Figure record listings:
*-*-*

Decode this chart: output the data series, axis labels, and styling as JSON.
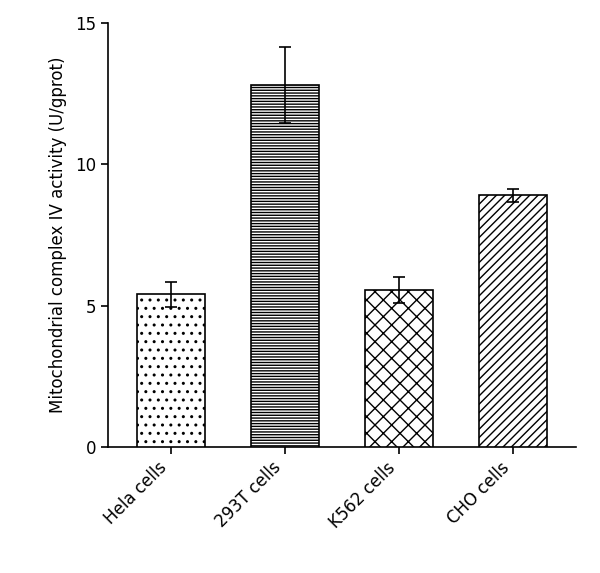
{
  "categories": [
    "Hela cells",
    "293T cells",
    "K562 cells",
    "CHO cells"
  ],
  "values": [
    5.4,
    12.8,
    5.55,
    8.9
  ],
  "errors": [
    0.45,
    1.35,
    0.45,
    0.22
  ],
  "ylabel": "Mitochondrial complex IV activity (U/gprot)",
  "ylim": [
    0,
    15
  ],
  "yticks": [
    0,
    5,
    10,
    15
  ],
  "bar_width": 0.6,
  "background_color": "#ffffff",
  "bar_edge_color": "#000000",
  "bar_face_color": "#ffffff",
  "hatch_patterns": [
    "....",
    "----",
    "xxxx",
    "////"
  ],
  "error_capsize": 4,
  "error_color": "#000000",
  "tick_label_fontsize": 12,
  "ylabel_fontsize": 12
}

*-*-*

▸ YOUR GOAL: Search the records line by line for the word "ffffff" and copy every line where it appears.

▸ YOUR RESPONSE:
  "background_color": "#ffffff",
  "bar_face_color": "#ffffff",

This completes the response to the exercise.